● TEXT PASSAGE
________________________________________

Kubernetes CLI that allows to run commands against Kubernetes cluster.

  • Facilitates interacting with Kubernetes via CLI.
  • Communicates with Kubernetes API.
  • Makes POST requests to the Kubernetes API.
  • Allows to view, create, modify and delete Kubernetes Objects.
  • Can be used to deploy applications, inspect and manage cluster resources, view logs etc..

Examples usage of kubectl

  • Retrieve complete list of supported resources.

    kubectl api-resources
  • List all services in ps output format

    kubectl get services
  • Retrieve detailed description of the service named kubernetes

    kubectl describe service kubernetes
  • List all pods in ps output format with more information (such as node name)

    kubectl get pods -o wide

What are Pods?

Group of one or more containers, with shared storage and network resources and a specification for how to run the containers.

  • A Kubernetes Object that represents one or more closely connected containers in the cluster.
  • Can run more than one container. However, needs to run atleast one.
  • Unless there's a specific need to run two different application containers in the same pod - ideally, different application containers should be run in different pods.
  • Pods can be defined/specified/created using a YAML specification.
  • Designed to be ephemeral in nature, i.e. can be destroyed at any time.

________________________________________

● REQUIREMENTS
Answer these from the kubectl and pods text:
1. Which command retrieves the complete list of supported resources?
2. What is the minimum number of containers a pod must run?
3. What kind of specification can be used to define a pod?

● RECORDED INFORMATION
________________________________________

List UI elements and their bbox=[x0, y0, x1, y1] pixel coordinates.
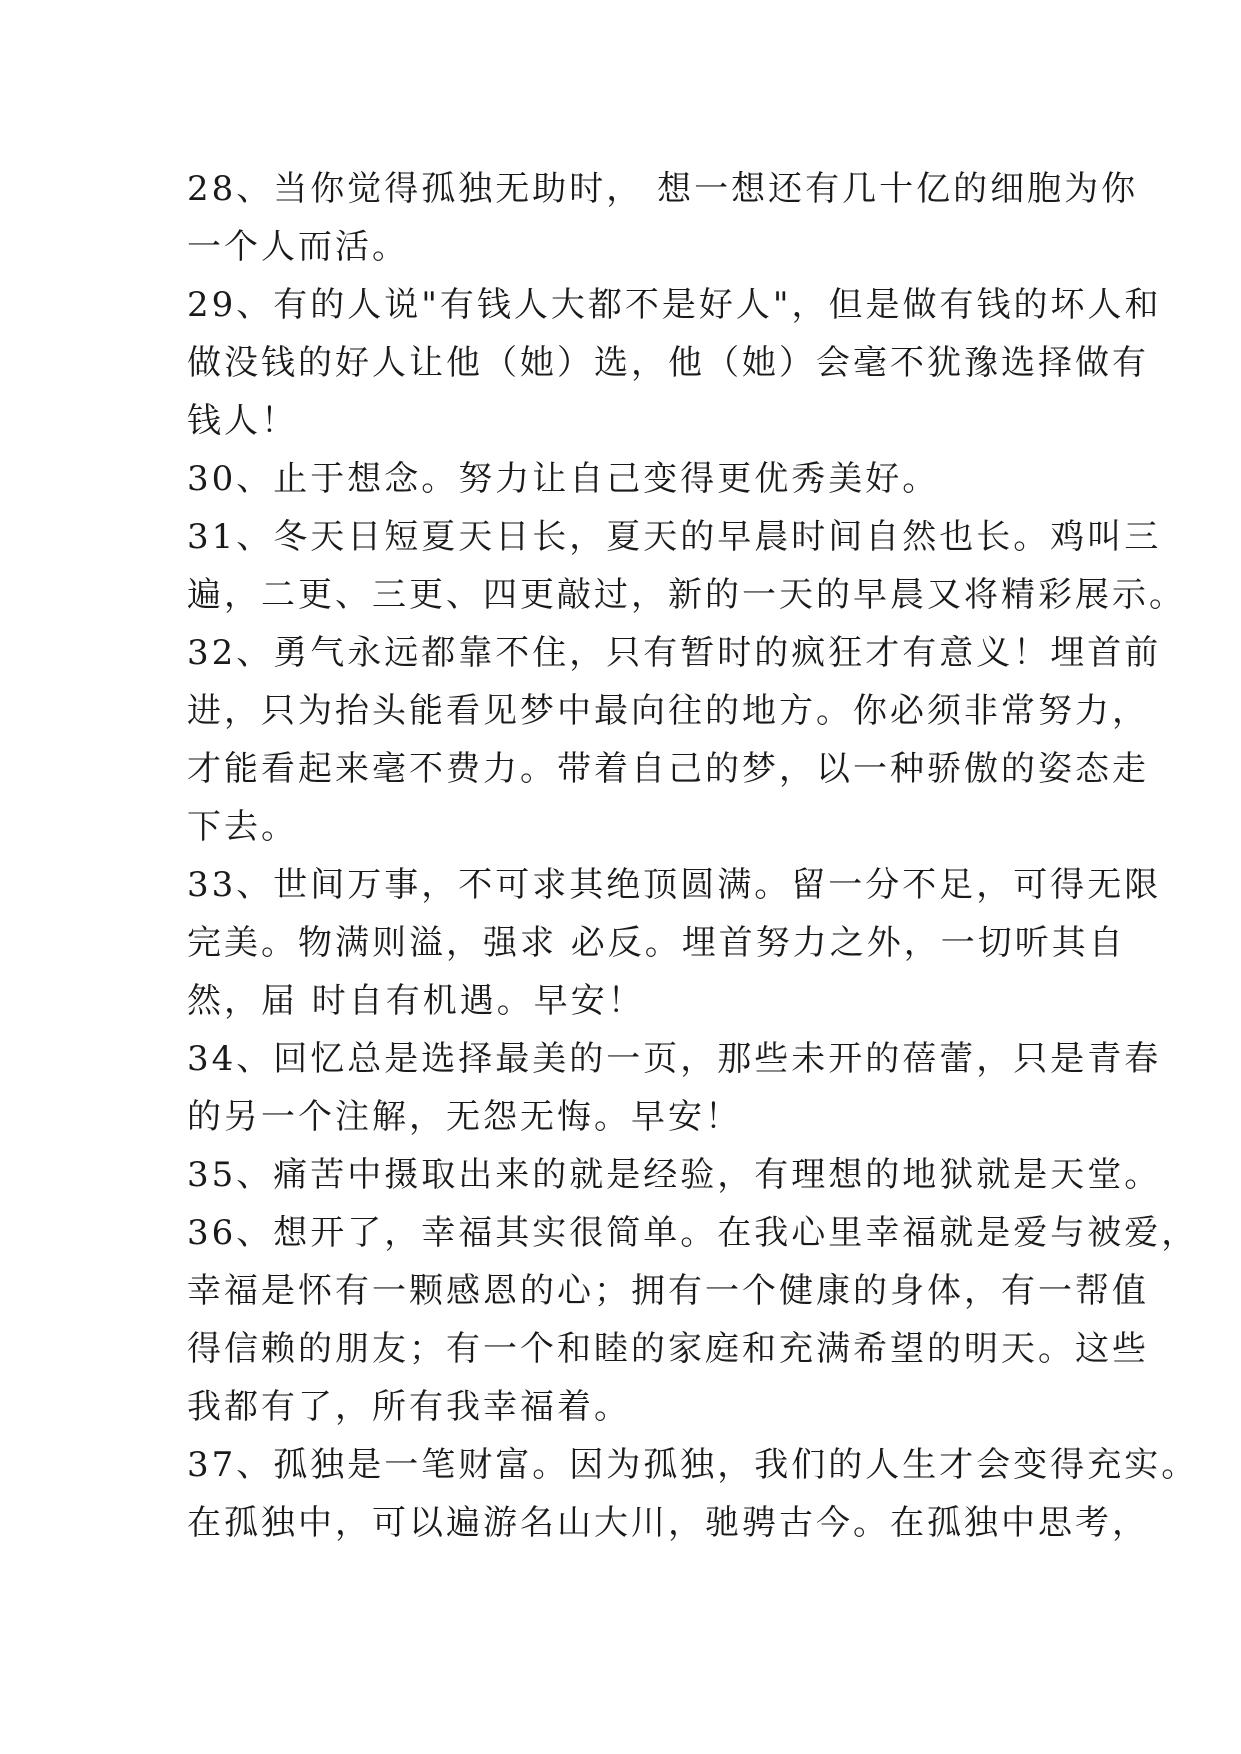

________________________________________

● EXERCISE ANSWER
1. kubectl api-resources
2. At least one
3. A YAML specification